### EXERCISE TASK
Give the part that opens with the row containing "table-row-line xyxy=(0,175,187,176)" and closes with the row containing "table-row-line xyxy=(0,379,187,380)", both included, as a Markdown table with the columns Number and Row, numbering each row and leaving out blank lines.
----
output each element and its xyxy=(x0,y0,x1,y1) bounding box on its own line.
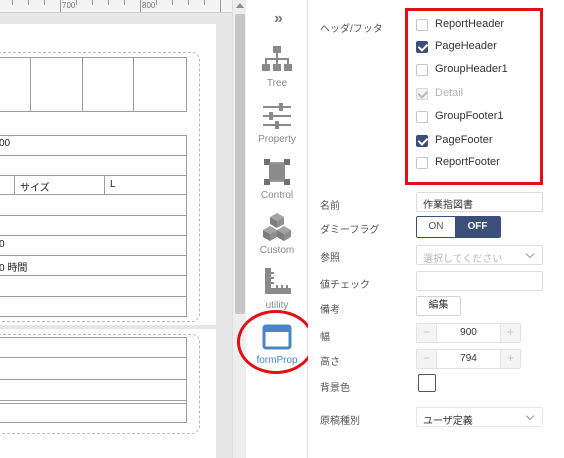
table-row-line xyxy=(0,175,187,176)
toggle-on-option[interactable]: ON xyxy=(417,217,455,237)
toggle-off-option[interactable]: OFF xyxy=(455,217,500,237)
value-check-label: 値チェック xyxy=(320,280,370,291)
value-check-field[interactable] xyxy=(416,271,543,291)
height-stepper[interactable]: − 794 + xyxy=(416,349,521,369)
table-row-line xyxy=(0,255,187,256)
width-label: 幅 xyxy=(320,332,330,343)
header-footer-label: ヘッダ/フッタ xyxy=(320,24,383,35)
tool-property[interactable]: Property xyxy=(246,96,308,150)
bgcolor-swatch[interactable] xyxy=(418,374,436,392)
tool-label: Custom xyxy=(259,245,295,256)
horizontal-ruler: 700 800 xyxy=(0,0,232,13)
table-row-line xyxy=(0,403,187,404)
table-row-line xyxy=(0,379,187,380)
section-separator xyxy=(0,325,216,329)
tool-label: Control xyxy=(260,190,294,201)
chevron-down-icon xyxy=(525,411,535,421)
remarks-label: 備考 xyxy=(320,305,340,316)
table-row-line xyxy=(0,275,187,276)
ruler-icon xyxy=(265,268,291,294)
height-value[interactable]: 794 xyxy=(437,353,500,364)
paper-type-label: 原稿種別 xyxy=(320,416,360,427)
header-footer-highlight-box xyxy=(405,8,543,185)
dummy-flag-label: ダミーフラグ xyxy=(320,225,380,236)
height-label: 高さ xyxy=(320,357,340,368)
paper-type-value: ユーザ定義 xyxy=(423,416,473,427)
chevron-down-icon xyxy=(525,249,535,259)
cell-text-l: L xyxy=(110,179,116,190)
width-decrement-button[interactable]: − xyxy=(417,324,437,342)
info-table[interactable] xyxy=(0,135,187,317)
control-icon xyxy=(264,159,290,185)
tool-utility[interactable]: utility xyxy=(246,262,308,316)
table-row-line xyxy=(0,357,187,358)
reference-select[interactable]: 選択してください xyxy=(416,245,543,265)
tool-label: Property xyxy=(258,134,296,145)
design-canvas[interactable]: 700 800 00 サイズ L 0 0 時間 xyxy=(0,0,232,458)
scrollbar-thumb[interactable] xyxy=(235,14,245,314)
table-row-line xyxy=(0,155,187,156)
ruler-label-700: 700 xyxy=(62,1,76,10)
cell-text: 0 xyxy=(0,239,5,250)
bgcolor-label: 背景色 xyxy=(320,383,350,394)
tool-panel: » Tree Property Control Custom utility f… xyxy=(246,0,308,458)
header-box[interactable] xyxy=(0,57,187,112)
table-col-line xyxy=(14,175,15,194)
header-divider xyxy=(30,57,31,112)
header-divider xyxy=(133,57,134,112)
detail-table[interactable] xyxy=(0,337,187,423)
edit-remarks-button[interactable]: 編集 xyxy=(416,296,461,316)
highlight-circle xyxy=(237,310,315,374)
reference-placeholder: 選択してください xyxy=(423,254,503,265)
scroll-up-arrow-icon[interactable] xyxy=(236,3,244,8)
property-panel: ヘッダ/フッタ ReportHeader PageHeader GroupHea… xyxy=(308,0,564,458)
tool-tree[interactable]: Tree xyxy=(246,40,308,94)
table-row-line xyxy=(0,215,187,216)
dummy-flag-toggle[interactable]: ON OFF xyxy=(416,216,501,238)
reference-label: 参照 xyxy=(320,253,340,264)
paper-type-select[interactable]: ユーザ定義 xyxy=(416,407,543,427)
name-value: 作業指図書 xyxy=(423,200,473,211)
sliders-icon xyxy=(263,103,291,129)
tool-control[interactable]: Control xyxy=(246,152,308,206)
table-col-line xyxy=(104,175,105,194)
ruler-label-800: 800 xyxy=(142,1,156,10)
cubes-icon xyxy=(263,213,291,241)
cell-text-hours: 0 時間 xyxy=(0,263,28,274)
table-row-line xyxy=(0,400,187,401)
tool-custom[interactable]: Custom xyxy=(246,207,308,261)
cell-text: 00 xyxy=(0,138,11,149)
tool-label: Tree xyxy=(266,78,288,89)
double-chevron-right-icon[interactable]: » xyxy=(246,10,308,30)
tree-icon xyxy=(262,46,292,71)
header-divider xyxy=(82,57,83,112)
table-row-line xyxy=(0,296,187,297)
width-value[interactable]: 900 xyxy=(437,327,500,338)
height-decrement-button[interactable]: − xyxy=(417,350,437,368)
canvas-scrollbar[interactable] xyxy=(232,0,246,458)
table-col-line xyxy=(186,175,187,194)
cell-text-size: サイズ xyxy=(20,183,50,194)
name-field[interactable]: 作業指図書 xyxy=(416,192,543,212)
height-increment-button[interactable]: + xyxy=(500,350,520,368)
width-stepper[interactable]: − 900 + xyxy=(416,323,521,343)
table-row-line xyxy=(0,194,187,195)
table-row-line xyxy=(0,235,187,236)
name-label: 名前 xyxy=(320,201,340,212)
width-increment-button[interactable]: + xyxy=(500,324,520,342)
----
### RESULT
| Number | Row |
|---|---|
| 1 | table-row-line xyxy=(0,175,187,176) |
| 2 | toggle-on-option[interactable]: ON xyxy=(417,217,455,237) |
| 3 | toggle-off-option[interactable]: OFF xyxy=(455,217,500,237) |
| 4 | value-check-label: 値チェック xyxy=(320,280,370,291) |
| 5 | value-check-field[interactable] xyxy=(416,271,543,291) |
| 6 | height-stepper[interactable]: − 794 + xyxy=(416,349,521,369) |
| 7 | table-row-line xyxy=(0,255,187,256) |
| 8 | width-label: 幅 xyxy=(320,332,330,343) |
| 9 | header-footer-label: ヘッダ/フッタ xyxy=(320,24,383,35) |
| 10 | tool-property[interactable]: Property xyxy=(246,96,308,150) |
| 11 | bgcolor-swatch[interactable] xyxy=(418,374,436,392) |
| 12 | tool-label: Custom xyxy=(259,245,295,256) |
| 13 | horizontal-ruler: 700 800 xyxy=(0,0,232,13) |
| 14 | table-row-line xyxy=(0,403,187,404) |
| 15 | table-row-line xyxy=(0,379,187,380) |